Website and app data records
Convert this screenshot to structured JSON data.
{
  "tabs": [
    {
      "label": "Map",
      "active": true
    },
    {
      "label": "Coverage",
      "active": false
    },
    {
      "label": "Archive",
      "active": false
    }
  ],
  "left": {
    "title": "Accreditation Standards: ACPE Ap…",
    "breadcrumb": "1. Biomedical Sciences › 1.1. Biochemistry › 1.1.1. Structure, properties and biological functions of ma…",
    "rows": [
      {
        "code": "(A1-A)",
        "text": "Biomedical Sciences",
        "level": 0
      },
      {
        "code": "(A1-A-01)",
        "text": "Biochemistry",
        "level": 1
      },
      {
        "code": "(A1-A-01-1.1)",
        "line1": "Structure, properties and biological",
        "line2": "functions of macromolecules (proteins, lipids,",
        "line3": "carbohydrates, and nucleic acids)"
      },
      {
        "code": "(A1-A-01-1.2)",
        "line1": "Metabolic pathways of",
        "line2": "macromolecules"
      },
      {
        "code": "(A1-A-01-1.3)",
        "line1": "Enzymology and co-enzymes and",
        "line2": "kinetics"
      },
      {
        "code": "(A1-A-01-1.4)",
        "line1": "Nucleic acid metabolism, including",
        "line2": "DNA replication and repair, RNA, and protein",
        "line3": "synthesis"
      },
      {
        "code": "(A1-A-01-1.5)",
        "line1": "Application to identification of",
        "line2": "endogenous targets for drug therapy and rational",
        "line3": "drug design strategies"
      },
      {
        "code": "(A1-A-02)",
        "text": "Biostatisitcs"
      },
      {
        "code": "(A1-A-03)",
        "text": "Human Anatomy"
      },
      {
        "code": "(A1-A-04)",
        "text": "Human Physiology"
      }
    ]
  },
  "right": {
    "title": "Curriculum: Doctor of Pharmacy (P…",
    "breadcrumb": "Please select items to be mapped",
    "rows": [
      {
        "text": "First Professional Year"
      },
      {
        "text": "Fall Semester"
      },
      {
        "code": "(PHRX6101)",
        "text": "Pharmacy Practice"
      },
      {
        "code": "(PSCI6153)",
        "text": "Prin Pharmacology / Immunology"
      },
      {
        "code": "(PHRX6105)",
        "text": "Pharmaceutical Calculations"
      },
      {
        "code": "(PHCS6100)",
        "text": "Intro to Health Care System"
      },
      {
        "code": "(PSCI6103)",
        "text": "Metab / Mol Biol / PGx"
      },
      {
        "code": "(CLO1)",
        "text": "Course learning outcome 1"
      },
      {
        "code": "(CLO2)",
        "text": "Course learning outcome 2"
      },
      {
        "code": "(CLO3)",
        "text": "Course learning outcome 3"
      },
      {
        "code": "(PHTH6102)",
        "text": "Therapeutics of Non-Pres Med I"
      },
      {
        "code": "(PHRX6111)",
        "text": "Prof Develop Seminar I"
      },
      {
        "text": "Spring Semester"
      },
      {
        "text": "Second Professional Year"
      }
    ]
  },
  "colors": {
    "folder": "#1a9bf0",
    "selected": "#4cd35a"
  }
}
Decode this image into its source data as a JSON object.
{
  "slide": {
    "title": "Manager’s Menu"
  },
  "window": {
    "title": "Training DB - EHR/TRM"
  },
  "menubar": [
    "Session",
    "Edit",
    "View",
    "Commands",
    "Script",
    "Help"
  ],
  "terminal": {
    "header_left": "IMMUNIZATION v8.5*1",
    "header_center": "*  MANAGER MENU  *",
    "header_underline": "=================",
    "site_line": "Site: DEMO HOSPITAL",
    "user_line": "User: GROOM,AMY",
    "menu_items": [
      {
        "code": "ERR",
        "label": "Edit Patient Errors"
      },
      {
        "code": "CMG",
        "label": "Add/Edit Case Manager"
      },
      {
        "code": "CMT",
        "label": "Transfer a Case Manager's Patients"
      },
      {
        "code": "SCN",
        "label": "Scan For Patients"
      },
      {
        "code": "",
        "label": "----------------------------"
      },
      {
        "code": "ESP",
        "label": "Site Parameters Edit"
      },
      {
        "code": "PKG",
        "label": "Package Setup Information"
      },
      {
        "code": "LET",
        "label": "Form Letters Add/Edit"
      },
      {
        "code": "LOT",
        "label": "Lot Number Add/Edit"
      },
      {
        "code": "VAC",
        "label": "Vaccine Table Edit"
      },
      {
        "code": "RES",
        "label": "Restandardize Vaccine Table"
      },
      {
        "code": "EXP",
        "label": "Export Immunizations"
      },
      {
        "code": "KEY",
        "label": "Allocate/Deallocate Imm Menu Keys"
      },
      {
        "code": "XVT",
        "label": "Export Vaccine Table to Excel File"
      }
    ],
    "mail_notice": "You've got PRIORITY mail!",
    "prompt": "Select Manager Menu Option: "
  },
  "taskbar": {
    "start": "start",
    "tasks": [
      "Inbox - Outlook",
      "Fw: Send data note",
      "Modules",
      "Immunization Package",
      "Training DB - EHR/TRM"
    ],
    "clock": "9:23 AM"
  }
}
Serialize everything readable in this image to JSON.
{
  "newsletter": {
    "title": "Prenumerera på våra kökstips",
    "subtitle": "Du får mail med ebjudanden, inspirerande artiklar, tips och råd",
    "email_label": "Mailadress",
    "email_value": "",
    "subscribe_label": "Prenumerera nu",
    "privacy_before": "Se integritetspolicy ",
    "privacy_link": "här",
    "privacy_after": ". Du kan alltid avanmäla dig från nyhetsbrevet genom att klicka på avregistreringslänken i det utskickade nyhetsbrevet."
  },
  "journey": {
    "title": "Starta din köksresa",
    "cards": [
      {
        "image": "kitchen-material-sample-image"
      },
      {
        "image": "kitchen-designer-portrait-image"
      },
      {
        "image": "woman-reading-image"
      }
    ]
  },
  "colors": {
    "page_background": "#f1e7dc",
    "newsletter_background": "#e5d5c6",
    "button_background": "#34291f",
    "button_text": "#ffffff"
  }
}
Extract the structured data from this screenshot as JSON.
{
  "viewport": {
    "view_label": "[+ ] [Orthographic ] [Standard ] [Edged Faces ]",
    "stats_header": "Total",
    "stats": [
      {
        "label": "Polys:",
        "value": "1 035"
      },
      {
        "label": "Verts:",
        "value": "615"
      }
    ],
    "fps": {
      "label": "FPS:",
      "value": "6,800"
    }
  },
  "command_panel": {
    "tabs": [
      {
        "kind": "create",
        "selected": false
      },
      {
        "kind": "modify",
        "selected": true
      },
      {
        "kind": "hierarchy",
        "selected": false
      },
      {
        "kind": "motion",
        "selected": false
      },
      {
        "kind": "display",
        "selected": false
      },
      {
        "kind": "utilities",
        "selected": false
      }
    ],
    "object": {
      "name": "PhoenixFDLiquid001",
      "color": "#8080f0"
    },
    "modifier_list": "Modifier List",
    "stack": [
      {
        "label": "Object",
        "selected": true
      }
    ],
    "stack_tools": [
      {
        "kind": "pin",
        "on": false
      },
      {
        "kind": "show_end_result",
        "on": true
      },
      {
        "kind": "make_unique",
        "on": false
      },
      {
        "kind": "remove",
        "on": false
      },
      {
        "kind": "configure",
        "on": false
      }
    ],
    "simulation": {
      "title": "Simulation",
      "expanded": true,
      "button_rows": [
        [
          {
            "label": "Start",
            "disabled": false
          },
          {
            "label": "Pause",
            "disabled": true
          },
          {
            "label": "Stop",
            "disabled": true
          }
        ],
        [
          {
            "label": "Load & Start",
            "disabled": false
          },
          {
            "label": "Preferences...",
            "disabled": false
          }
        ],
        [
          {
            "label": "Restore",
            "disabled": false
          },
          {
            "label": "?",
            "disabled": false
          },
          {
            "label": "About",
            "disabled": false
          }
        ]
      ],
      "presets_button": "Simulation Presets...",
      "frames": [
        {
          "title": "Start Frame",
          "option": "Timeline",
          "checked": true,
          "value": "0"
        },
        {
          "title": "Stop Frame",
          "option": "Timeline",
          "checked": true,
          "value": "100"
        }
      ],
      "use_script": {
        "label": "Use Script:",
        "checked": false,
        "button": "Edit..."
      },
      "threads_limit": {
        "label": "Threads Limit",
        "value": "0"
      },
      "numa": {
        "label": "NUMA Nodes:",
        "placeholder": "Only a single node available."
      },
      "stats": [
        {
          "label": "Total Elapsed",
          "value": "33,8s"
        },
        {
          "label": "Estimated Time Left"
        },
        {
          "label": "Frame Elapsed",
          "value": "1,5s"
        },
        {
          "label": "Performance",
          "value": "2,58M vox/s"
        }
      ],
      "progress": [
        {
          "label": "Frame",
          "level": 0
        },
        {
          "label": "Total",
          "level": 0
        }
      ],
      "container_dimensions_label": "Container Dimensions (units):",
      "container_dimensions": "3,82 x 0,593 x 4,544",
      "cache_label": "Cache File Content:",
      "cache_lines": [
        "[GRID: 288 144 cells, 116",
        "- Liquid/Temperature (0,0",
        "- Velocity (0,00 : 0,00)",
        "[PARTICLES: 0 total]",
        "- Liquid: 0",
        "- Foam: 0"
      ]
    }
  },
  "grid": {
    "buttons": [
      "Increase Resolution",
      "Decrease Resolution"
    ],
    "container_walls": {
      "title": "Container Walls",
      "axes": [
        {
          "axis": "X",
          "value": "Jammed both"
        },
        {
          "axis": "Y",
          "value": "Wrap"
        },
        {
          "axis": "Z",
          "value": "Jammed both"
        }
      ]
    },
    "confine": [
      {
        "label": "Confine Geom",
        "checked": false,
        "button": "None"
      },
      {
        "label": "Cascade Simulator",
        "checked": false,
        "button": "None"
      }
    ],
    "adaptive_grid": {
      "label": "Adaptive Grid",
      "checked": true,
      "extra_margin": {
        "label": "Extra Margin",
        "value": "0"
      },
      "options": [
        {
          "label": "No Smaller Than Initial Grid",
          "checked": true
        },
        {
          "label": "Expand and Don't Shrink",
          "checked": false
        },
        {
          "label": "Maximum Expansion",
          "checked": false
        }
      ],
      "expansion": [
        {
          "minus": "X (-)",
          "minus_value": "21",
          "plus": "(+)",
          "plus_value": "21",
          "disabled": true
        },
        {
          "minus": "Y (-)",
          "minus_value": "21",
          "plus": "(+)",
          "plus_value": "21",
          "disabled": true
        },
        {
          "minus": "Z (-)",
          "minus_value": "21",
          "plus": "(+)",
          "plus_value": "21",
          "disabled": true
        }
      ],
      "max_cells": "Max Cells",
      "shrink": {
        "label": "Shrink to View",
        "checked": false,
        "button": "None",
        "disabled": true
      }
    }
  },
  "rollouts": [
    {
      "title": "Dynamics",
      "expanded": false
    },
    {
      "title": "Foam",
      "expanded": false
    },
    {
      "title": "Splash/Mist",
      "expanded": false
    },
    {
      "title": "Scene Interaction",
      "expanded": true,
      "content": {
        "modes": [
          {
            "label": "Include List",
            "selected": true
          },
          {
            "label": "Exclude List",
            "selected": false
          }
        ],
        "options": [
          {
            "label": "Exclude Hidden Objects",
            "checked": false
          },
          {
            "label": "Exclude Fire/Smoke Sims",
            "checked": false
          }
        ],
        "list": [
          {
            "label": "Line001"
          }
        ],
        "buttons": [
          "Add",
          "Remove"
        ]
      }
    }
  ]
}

# Work instruction:
Say how many lines of the data include the string "Elapsed". Nothing other than the number should be given.

# Exercise answer:
2